Data items

..............................

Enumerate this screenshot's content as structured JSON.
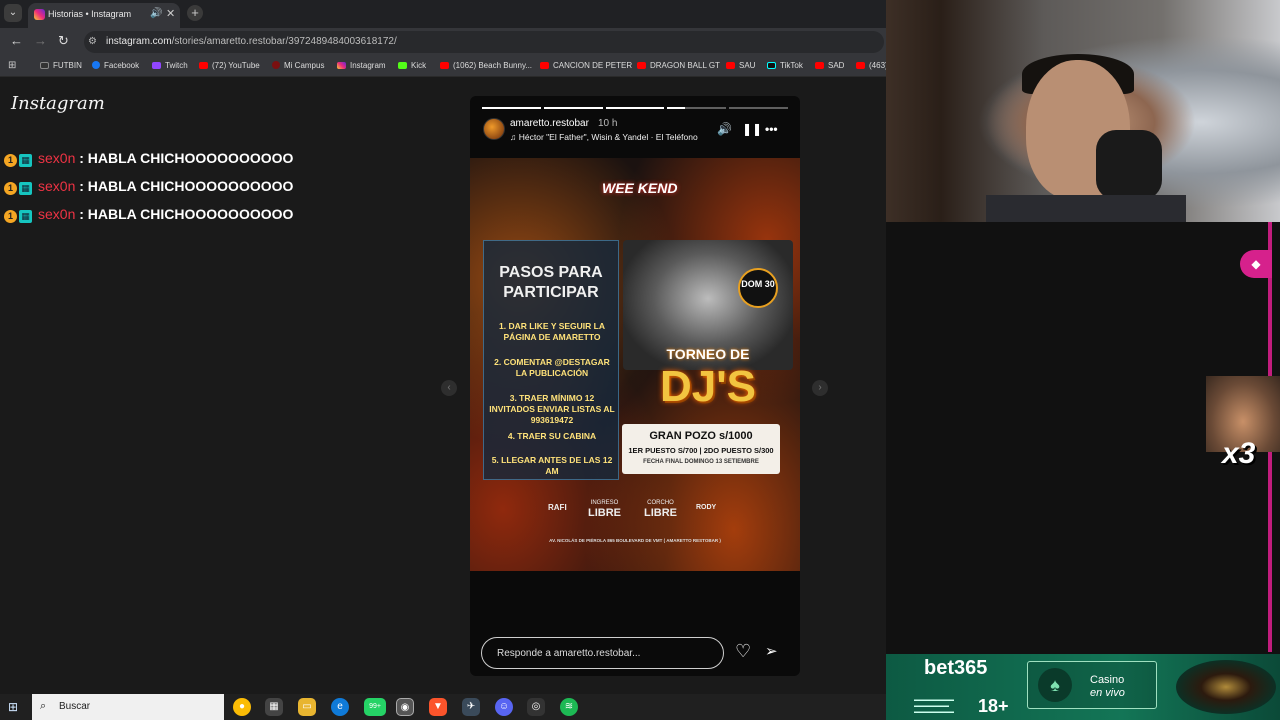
{
  "browser": {
    "tab_title": "Historias • Instagram",
    "url_host": "instagram.com",
    "url_path": "/stories/amaretto.restobar/3972489484003618172/",
    "bookmarks": [
      "FUTBIN",
      "Facebook",
      "Twitch",
      "(72) YouTube",
      "Mi Campus",
      "Instagram",
      "Kick",
      "(1062) Beach Bunny...",
      "CANCION DE PETER",
      "DRAGON BALL GT",
      "SAU",
      "TikTok",
      "SAD",
      "(463)"
    ]
  },
  "instagram": {
    "logo": "Instagram",
    "story": {
      "username": "amaretto.restobar",
      "time": "10 h",
      "song": "Héctor \"El Father\", Wisin & Yandel · El Teléfono",
      "progress_segments": 5,
      "progress_current": 4,
      "progress_fraction": 0.3,
      "reply_placeholder": "Responde a amaretto.restobar...",
      "poster": {
        "event": "WEE KEND",
        "steps_title": "PASOS PARA PARTICIPAR",
        "steps": [
          "1. DAR LIKE Y SEGUIR LA PÁGINA DE AMARETTO",
          "2. COMENTAR @DESTAGAR LA PUBLICACIÓN",
          "3. TRAER MÍNIMO 12 INVITADOS ENVIAR LISTAS AL 993619472",
          "4. TRAER SU CABINA",
          "5. LLEGAR ANTES DE LAS 12 AM"
        ],
        "badge": "DOM 30",
        "torneo": "TORNEO DE",
        "djs": "DJ'S",
        "prize_main": "GRAN POZO s/1000",
        "prize_sub": "1ER PUESTO S/700 | 2DO PUESTO S/300",
        "prize_date": "FECHA FINAL DOMINGO 13 SETIEMBRE",
        "sponsors": [
          "RAFI",
          "INGRESO",
          "LIBRE",
          "CORCHO",
          "LIBRE",
          "RODY"
        ],
        "address": "AV. NICOLÁS DE PIÉROLA 865 BOULEVARD DE VMT ( AMARETTO RESTOBAR )"
      }
    }
  },
  "chat": [
    {
      "user": "sex0n",
      "message": ": HABLA CHICHOOOOOOOOOO"
    },
    {
      "user": "sex0n",
      "message": ": HABLA CHICHOOOOOOOOOO"
    },
    {
      "user": "sex0n",
      "message": ": HABLA CHICHOOOOOOOOOO"
    }
  ],
  "taskbar": {
    "search": "Buscar",
    "badge": "99+"
  },
  "overlay": {
    "multiplier": "x3",
    "ad_brand": "bet365",
    "ad_age": "18+",
    "ad_cta_1": "Casino",
    "ad_cta_2": "en vivo"
  },
  "colors": {
    "chat_user": "#ee3344",
    "accent_pink": "#d6218c",
    "bet365_green": "#137556"
  }
}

..............................

(Exercise objective): Without the pictures, return the entries exactly as they appear.

(Complete output):
Enumerate this screenshot's content as structured JSON.
{
  "browser": {
    "tab_title": "Historias • Instagram",
    "url_host": "instagram.com",
    "url_path": "/stories/amaretto.restobar/3972489484003618172/",
    "bookmarks": [
      "FUTBIN",
      "Facebook",
      "Twitch",
      "(72) YouTube",
      "Mi Campus",
      "Instagram",
      "Kick",
      "(1062) Beach Bunny...",
      "CANCION DE PETER",
      "DRAGON BALL GT",
      "SAU",
      "TikTok",
      "SAD",
      "(463)"
    ]
  },
  "instagram": {
    "logo": "Instagram",
    "story": {
      "username": "amaretto.restobar",
      "time": "10 h",
      "song": "Héctor \"El Father\", Wisin & Yandel · El Teléfono",
      "progress_segments": 5,
      "progress_current": 4,
      "progress_fraction": 0.3,
      "reply_placeholder": "Responde a amaretto.restobar...",
      "poster": {
        "event": "WEE KEND",
        "steps_title": "PASOS PARA PARTICIPAR",
        "steps": [
          "1. DAR LIKE Y SEGUIR LA PÁGINA DE AMARETTO",
          "2. COMENTAR @DESTAGAR LA PUBLICACIÓN",
          "3. TRAER MÍNIMO 12 INVITADOS ENVIAR LISTAS AL 993619472",
          "4. TRAER SU CABINA",
          "5. LLEGAR ANTES DE LAS 12 AM"
        ],
        "badge": "DOM 30",
        "torneo": "TORNEO DE",
        "djs": "DJ'S",
        "prize_main": "GRAN POZO s/1000",
        "prize_sub": "1ER PUESTO S/700 | 2DO PUESTO S/300",
        "prize_date": "FECHA FINAL DOMINGO 13 SETIEMBRE",
        "sponsors": [
          "RAFI",
          "INGRESO",
          "LIBRE",
          "CORCHO",
          "LIBRE",
          "RODY"
        ],
        "address": "AV. NICOLÁS DE PIÉROLA 865 BOULEVARD DE VMT ( AMARETTO RESTOBAR )"
      }
    }
  },
  "chat": [
    {
      "user": "sex0n",
      "message": ": HABLA CHICHOOOOOOOOOO"
    },
    {
      "user": "sex0n",
      "message": ": HABLA CHICHOOOOOOOOOO"
    },
    {
      "user": "sex0n",
      "message": ": HABLA CHICHOOOOOOOOOO"
    }
  ],
  "taskbar": {
    "search": "Buscar",
    "badge": "99+"
  },
  "overlay": {
    "multiplier": "x3",
    "ad_brand": "bet365",
    "ad_age": "18+",
    "ad_cta_1": "Casino",
    "ad_cta_2": "en vivo"
  },
  "colors": {
    "chat_user": "#ee3344",
    "accent_pink": "#d6218c",
    "bet365_green": "#137556"
  }
}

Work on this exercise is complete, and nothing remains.